Your instructions — Repeat the material below word for word and leave out all pictures.

--- --- ---

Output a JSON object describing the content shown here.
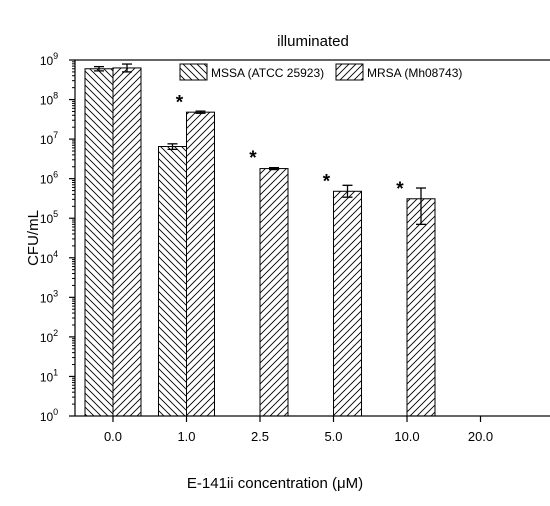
{
  "chart_data": {
    "type": "bar",
    "title": "illuminated",
    "xlabel": "E-141ii concentration (μM)",
    "ylabel": "CFU/mL",
    "yscale": "log",
    "ylim": [
      1,
      1000000000
    ],
    "grid": false,
    "legend_position": "top-right",
    "categories": [
      "0.0",
      "1.0",
      "2.5",
      "5.0",
      "10.0",
      "20.0"
    ],
    "y_ticks": [
      {
        "value": 1,
        "base": "10",
        "exp": "0"
      },
      {
        "value": 10,
        "base": "10",
        "exp": "1"
      },
      {
        "value": 100,
        "base": "10",
        "exp": "2"
      },
      {
        "value": 1000,
        "base": "10",
        "exp": "3"
      },
      {
        "value": 10000,
        "base": "10",
        "exp": "4"
      },
      {
        "value": 100000,
        "base": "10",
        "exp": "5"
      },
      {
        "value": 1000000,
        "base": "10",
        "exp": "6"
      },
      {
        "value": 10000000,
        "base": "10",
        "exp": "7"
      },
      {
        "value": 100000000,
        "base": "10",
        "exp": "8"
      },
      {
        "value": 1000000000,
        "base": "10",
        "exp": "9"
      }
    ],
    "series": [
      {
        "name": "MSSA (ATCC 25923)",
        "pattern": "backslash-hatch",
        "values": [
          600000000,
          6500000,
          null,
          null,
          null,
          null
        ],
        "err_low": [
          530000000,
          5500000,
          null,
          null,
          null,
          null
        ],
        "err_high": [
          680000000,
          7600000,
          null,
          null,
          null,
          null
        ]
      },
      {
        "name": "MRSA (Mh08743)",
        "pattern": "forward-hatch",
        "values": [
          630000000,
          48000000,
          1800000,
          480000,
          310000,
          null
        ],
        "err_low": [
          500000000,
          45000000,
          1700000,
          340000,
          70000,
          null
        ],
        "err_high": [
          790000000,
          51000000,
          1900000,
          680000,
          580000,
          null
        ]
      }
    ],
    "annotations": [
      {
        "text": "*",
        "category": "1.0",
        "value": 100000000
      },
      {
        "text": "*",
        "category": "2.5",
        "value": 4000000
      },
      {
        "text": "*",
        "category": "5.0",
        "value": 1000000
      },
      {
        "text": "*",
        "category": "10.0",
        "value": 650000
      }
    ],
    "colors": {
      "axis": "#000000",
      "bar_fill": "#ffffff",
      "hatch": "#000000"
    }
  }
}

--- --- ---

Task output —
Output a JSON object describing the content shown here.
{
  "chart_data": {
    "type": "bar",
    "title": "illuminated",
    "xlabel": "E-141ii concentration (μM)",
    "ylabel": "CFU/mL",
    "yscale": "log",
    "ylim": [
      1,
      1000000000
    ],
    "grid": false,
    "legend_position": "top-right",
    "categories": [
      "0.0",
      "1.0",
      "2.5",
      "5.0",
      "10.0",
      "20.0"
    ],
    "y_ticks": [
      {
        "value": 1,
        "base": "10",
        "exp": "0"
      },
      {
        "value": 10,
        "base": "10",
        "exp": "1"
      },
      {
        "value": 100,
        "base": "10",
        "exp": "2"
      },
      {
        "value": 1000,
        "base": "10",
        "exp": "3"
      },
      {
        "value": 10000,
        "base": "10",
        "exp": "4"
      },
      {
        "value": 100000,
        "base": "10",
        "exp": "5"
      },
      {
        "value": 1000000,
        "base": "10",
        "exp": "6"
      },
      {
        "value": 10000000,
        "base": "10",
        "exp": "7"
      },
      {
        "value": 100000000,
        "base": "10",
        "exp": "8"
      },
      {
        "value": 1000000000,
        "base": "10",
        "exp": "9"
      }
    ],
    "series": [
      {
        "name": "MSSA (ATCC 25923)",
        "pattern": "backslash-hatch",
        "values": [
          600000000,
          6500000,
          null,
          null,
          null,
          null
        ],
        "err_low": [
          530000000,
          5500000,
          null,
          null,
          null,
          null
        ],
        "err_high": [
          680000000,
          7600000,
          null,
          null,
          null,
          null
        ]
      },
      {
        "name": "MRSA (Mh08743)",
        "pattern": "forward-hatch",
        "values": [
          630000000,
          48000000,
          1800000,
          480000,
          310000,
          null
        ],
        "err_low": [
          500000000,
          45000000,
          1700000,
          340000,
          70000,
          null
        ],
        "err_high": [
          790000000,
          51000000,
          1900000,
          680000,
          580000,
          null
        ]
      }
    ],
    "annotations": [
      {
        "text": "*",
        "category": "1.0",
        "value": 100000000
      },
      {
        "text": "*",
        "category": "2.5",
        "value": 4000000
      },
      {
        "text": "*",
        "category": "5.0",
        "value": 1000000
      },
      {
        "text": "*",
        "category": "10.0",
        "value": 650000
      }
    ],
    "colors": {
      "axis": "#000000",
      "bar_fill": "#ffffff",
      "hatch": "#000000"
    }
  }
}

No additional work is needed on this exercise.